>> Begin Exercise data

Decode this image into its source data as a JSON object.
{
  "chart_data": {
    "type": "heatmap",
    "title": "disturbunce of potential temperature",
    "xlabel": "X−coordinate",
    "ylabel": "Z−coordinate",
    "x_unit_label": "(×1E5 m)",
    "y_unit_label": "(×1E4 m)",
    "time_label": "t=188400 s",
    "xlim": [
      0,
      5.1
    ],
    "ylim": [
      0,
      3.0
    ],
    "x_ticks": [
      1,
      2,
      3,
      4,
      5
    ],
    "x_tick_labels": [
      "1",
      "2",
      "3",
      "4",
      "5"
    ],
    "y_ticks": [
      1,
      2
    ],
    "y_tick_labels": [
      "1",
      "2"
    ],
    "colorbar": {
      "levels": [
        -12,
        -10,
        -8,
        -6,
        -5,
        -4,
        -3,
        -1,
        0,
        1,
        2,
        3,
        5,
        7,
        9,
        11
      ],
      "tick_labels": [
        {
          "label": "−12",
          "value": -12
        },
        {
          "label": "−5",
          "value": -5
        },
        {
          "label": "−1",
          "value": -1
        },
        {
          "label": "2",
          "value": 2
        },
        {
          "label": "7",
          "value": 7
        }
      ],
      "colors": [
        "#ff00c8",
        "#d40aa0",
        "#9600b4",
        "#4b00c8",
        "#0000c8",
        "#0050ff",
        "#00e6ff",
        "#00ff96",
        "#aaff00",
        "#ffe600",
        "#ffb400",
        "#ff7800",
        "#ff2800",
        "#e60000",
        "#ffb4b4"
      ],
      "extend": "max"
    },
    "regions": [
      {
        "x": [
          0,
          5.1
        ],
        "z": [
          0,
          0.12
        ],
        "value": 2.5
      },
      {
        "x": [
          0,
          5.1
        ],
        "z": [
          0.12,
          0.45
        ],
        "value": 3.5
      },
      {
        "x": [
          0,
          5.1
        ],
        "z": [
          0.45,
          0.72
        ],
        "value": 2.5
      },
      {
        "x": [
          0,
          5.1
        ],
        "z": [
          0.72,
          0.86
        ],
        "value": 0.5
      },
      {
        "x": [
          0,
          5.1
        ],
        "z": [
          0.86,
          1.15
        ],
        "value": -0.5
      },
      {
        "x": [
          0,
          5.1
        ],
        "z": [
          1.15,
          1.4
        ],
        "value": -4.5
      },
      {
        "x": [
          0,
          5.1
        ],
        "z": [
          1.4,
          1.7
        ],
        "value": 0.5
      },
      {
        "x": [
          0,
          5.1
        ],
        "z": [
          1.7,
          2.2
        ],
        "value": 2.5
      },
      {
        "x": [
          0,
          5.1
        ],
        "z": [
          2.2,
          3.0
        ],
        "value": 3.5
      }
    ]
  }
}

>> End Exercise data

Using the listing above, reproduce each line without omission.

### Complete answer
Decode this image into its source data as a JSON object.
{
  "chart_data": {
    "type": "heatmap",
    "title": "disturbunce of potential temperature",
    "xlabel": "X−coordinate",
    "ylabel": "Z−coordinate",
    "x_unit_label": "(×1E5 m)",
    "y_unit_label": "(×1E4 m)",
    "time_label": "t=188400 s",
    "xlim": [
      0,
      5.1
    ],
    "ylim": [
      0,
      3.0
    ],
    "x_ticks": [
      1,
      2,
      3,
      4,
      5
    ],
    "x_tick_labels": [
      "1",
      "2",
      "3",
      "4",
      "5"
    ],
    "y_ticks": [
      1,
      2
    ],
    "y_tick_labels": [
      "1",
      "2"
    ],
    "colorbar": {
      "levels": [
        -12,
        -10,
        -8,
        -6,
        -5,
        -4,
        -3,
        -1,
        0,
        1,
        2,
        3,
        5,
        7,
        9,
        11
      ],
      "tick_labels": [
        {
          "label": "−12",
          "value": -12
        },
        {
          "label": "−5",
          "value": -5
        },
        {
          "label": "−1",
          "value": -1
        },
        {
          "label": "2",
          "value": 2
        },
        {
          "label": "7",
          "value": 7
        }
      ],
      "colors": [
        "#ff00c8",
        "#d40aa0",
        "#9600b4",
        "#4b00c8",
        "#0000c8",
        "#0050ff",
        "#00e6ff",
        "#00ff96",
        "#aaff00",
        "#ffe600",
        "#ffb400",
        "#ff7800",
        "#ff2800",
        "#e60000",
        "#ffb4b4"
      ],
      "extend": "max"
    },
    "regions": [
      {
        "x": [
          0,
          5.1
        ],
        "z": [
          0,
          0.12
        ],
        "value": 2.5
      },
      {
        "x": [
          0,
          5.1
        ],
        "z": [
          0.12,
          0.45
        ],
        "value": 3.5
      },
      {
        "x": [
          0,
          5.1
        ],
        "z": [
          0.45,
          0.72
        ],
        "value": 2.5
      },
      {
        "x": [
          0,
          5.1
        ],
        "z": [
          0.72,
          0.86
        ],
        "value": 0.5
      },
      {
        "x": [
          0,
          5.1
        ],
        "z": [
          0.86,
          1.15
        ],
        "value": -0.5
      },
      {
        "x": [
          0,
          5.1
        ],
        "z": [
          1.15,
          1.4
        ],
        "value": -4.5
      },
      {
        "x": [
          0,
          5.1
        ],
        "z": [
          1.4,
          1.7
        ],
        "value": 0.5
      },
      {
        "x": [
          0,
          5.1
        ],
        "z": [
          1.7,
          2.2
        ],
        "value": 2.5
      },
      {
        "x": [
          0,
          5.1
        ],
        "z": [
          2.2,
          3.0
        ],
        "value": 3.5
      }
    ]
  }
}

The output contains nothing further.